◆ WRITTEN PROBLEM
Show only lines that include "외국인순매수량".

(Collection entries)

================================

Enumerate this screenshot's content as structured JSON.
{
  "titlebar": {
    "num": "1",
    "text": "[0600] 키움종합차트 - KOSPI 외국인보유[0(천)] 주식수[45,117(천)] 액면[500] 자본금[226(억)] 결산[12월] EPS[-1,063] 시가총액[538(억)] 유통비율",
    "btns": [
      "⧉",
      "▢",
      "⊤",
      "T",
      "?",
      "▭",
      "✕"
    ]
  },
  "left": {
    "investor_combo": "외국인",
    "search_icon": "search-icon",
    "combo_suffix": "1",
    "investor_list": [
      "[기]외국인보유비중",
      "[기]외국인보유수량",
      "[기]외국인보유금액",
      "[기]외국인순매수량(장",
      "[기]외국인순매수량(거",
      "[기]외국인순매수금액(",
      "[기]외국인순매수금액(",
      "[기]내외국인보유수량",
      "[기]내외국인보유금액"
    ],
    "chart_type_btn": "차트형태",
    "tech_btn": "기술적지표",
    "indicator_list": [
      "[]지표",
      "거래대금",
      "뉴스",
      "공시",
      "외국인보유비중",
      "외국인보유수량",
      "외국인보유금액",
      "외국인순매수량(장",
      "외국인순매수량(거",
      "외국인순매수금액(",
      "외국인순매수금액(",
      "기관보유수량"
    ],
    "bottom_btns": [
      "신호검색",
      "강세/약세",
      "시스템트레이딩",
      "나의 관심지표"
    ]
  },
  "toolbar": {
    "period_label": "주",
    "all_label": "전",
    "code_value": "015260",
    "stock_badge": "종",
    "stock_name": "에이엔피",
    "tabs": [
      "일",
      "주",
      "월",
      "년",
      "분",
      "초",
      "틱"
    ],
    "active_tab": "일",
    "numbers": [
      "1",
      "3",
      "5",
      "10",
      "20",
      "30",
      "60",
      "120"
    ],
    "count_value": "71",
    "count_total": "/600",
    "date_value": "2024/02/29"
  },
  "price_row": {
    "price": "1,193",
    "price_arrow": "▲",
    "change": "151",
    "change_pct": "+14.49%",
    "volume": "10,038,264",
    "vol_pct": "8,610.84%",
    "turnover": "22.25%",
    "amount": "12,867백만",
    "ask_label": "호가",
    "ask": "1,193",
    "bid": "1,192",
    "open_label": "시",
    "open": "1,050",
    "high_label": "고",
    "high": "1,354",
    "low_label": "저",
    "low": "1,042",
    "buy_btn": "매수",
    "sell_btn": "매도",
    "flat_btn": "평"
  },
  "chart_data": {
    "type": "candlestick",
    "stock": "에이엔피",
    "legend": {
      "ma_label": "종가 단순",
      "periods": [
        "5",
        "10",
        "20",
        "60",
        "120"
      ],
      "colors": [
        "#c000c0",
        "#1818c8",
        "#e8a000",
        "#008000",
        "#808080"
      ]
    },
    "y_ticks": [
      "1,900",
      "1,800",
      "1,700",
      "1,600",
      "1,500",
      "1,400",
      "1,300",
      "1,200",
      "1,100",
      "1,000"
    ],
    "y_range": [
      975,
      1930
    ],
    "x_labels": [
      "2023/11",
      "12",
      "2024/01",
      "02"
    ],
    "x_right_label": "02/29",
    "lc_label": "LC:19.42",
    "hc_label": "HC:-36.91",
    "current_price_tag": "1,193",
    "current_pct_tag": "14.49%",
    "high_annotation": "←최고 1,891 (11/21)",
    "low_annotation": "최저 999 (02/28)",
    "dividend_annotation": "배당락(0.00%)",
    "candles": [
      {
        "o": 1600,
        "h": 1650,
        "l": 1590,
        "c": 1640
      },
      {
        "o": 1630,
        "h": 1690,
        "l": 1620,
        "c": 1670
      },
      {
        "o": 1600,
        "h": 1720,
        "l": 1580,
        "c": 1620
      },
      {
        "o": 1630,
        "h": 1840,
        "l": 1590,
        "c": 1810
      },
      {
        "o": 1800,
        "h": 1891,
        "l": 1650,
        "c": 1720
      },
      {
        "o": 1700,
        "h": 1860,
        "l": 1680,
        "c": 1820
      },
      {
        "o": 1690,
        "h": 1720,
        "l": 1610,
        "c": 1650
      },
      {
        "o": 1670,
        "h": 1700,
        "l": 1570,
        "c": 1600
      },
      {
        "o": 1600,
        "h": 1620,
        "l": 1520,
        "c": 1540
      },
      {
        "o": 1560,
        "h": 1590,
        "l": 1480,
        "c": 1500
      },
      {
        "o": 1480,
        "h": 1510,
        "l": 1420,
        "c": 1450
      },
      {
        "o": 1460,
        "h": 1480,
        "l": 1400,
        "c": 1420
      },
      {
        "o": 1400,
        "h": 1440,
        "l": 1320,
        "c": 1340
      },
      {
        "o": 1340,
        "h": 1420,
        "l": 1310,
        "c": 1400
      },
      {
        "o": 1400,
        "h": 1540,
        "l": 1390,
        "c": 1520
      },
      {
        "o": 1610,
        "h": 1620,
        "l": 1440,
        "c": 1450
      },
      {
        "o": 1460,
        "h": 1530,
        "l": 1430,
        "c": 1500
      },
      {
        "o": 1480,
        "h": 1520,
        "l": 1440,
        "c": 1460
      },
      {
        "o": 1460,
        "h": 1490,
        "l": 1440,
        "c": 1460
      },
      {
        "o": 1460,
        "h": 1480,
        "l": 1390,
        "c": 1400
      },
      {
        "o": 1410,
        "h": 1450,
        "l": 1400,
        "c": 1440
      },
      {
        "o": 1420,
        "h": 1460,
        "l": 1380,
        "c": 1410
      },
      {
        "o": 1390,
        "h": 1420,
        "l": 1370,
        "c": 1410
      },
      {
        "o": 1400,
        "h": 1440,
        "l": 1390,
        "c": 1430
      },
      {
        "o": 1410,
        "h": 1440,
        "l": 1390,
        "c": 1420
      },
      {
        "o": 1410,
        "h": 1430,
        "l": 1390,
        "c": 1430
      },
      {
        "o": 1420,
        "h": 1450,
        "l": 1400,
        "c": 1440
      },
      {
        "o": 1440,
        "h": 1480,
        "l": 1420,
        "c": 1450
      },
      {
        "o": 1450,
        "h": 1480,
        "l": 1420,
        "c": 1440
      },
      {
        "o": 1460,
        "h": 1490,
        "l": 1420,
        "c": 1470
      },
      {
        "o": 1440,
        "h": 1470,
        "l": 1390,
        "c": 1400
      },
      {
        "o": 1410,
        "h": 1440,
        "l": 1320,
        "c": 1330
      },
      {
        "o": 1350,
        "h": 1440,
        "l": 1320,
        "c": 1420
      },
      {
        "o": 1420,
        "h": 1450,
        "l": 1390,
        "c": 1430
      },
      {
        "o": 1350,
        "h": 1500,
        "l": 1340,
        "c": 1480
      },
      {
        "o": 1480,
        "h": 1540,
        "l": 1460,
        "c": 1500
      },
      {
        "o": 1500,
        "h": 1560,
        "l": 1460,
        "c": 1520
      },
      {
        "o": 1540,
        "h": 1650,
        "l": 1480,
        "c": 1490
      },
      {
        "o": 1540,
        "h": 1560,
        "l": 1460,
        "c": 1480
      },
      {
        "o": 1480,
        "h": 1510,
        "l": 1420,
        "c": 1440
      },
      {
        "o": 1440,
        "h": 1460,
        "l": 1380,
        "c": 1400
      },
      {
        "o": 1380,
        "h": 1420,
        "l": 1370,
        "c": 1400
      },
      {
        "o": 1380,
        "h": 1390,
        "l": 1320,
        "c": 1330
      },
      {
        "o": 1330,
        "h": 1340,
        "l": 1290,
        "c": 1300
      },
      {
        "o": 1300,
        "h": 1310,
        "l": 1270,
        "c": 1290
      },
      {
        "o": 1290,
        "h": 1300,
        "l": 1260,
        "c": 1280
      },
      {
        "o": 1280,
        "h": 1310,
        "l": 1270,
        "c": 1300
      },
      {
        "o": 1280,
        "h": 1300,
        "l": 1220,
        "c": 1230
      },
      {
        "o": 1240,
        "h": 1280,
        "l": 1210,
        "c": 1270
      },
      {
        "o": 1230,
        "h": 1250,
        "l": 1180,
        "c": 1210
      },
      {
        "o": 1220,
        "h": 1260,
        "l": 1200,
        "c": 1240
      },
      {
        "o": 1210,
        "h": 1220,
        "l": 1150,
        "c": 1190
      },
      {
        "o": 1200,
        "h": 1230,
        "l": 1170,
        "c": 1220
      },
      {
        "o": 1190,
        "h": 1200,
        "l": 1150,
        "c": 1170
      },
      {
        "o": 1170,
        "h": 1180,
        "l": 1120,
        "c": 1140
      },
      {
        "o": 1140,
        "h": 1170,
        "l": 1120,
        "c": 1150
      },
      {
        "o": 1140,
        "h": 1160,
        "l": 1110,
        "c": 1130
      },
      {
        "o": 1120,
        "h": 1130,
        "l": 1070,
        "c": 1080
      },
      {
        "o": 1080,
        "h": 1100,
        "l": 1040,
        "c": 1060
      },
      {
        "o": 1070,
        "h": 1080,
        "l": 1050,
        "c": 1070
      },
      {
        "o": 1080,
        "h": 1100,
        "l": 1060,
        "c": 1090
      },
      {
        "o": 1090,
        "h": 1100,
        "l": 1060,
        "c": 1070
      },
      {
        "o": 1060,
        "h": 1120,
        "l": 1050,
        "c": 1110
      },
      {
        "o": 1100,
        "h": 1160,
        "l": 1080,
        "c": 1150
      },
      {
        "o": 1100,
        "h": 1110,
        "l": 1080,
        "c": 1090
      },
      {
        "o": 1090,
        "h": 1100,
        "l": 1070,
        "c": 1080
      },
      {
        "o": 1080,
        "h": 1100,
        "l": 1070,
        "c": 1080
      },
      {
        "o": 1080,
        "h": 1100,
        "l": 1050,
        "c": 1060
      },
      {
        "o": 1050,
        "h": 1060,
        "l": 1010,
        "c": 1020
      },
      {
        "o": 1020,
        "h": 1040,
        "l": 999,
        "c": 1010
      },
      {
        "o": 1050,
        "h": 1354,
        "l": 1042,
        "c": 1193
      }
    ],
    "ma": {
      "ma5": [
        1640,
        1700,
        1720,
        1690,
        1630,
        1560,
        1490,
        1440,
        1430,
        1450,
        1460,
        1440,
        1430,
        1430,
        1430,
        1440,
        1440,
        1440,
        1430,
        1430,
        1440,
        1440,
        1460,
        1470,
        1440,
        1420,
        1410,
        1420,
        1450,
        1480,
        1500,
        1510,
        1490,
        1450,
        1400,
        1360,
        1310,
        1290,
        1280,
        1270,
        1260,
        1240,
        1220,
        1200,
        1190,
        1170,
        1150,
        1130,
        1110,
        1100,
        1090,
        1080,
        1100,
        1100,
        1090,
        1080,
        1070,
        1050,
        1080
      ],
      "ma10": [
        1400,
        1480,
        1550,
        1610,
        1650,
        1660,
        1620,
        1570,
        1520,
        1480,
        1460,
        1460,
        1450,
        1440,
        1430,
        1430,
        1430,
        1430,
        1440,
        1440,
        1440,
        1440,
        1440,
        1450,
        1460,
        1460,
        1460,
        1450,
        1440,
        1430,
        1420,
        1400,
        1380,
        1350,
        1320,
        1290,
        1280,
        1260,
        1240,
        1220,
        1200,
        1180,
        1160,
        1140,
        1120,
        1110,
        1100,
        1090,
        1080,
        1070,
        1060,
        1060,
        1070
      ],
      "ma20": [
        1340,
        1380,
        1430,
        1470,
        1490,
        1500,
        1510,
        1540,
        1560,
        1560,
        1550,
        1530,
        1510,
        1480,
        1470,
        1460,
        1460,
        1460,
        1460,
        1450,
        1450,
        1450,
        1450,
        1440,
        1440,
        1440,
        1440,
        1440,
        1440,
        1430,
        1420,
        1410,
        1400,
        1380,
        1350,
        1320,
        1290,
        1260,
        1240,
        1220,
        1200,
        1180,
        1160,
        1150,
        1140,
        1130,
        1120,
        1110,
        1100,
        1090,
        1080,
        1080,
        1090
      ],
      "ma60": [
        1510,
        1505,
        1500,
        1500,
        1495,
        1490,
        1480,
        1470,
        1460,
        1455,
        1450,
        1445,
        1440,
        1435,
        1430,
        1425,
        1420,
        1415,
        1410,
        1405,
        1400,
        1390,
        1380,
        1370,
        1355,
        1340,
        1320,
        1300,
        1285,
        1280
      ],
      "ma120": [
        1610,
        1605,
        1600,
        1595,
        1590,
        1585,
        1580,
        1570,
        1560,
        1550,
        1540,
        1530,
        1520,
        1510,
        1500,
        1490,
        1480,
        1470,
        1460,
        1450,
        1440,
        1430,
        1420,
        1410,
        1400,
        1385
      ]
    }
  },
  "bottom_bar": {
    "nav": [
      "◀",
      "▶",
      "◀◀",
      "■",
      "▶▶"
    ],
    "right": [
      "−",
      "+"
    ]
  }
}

================================

◆ FULL SOLUTION
      "[기]외국인순매수량(장",
      "[기]외국인순매수량(거",
      "외국인순매수량(장",
      "외국인순매수량(거",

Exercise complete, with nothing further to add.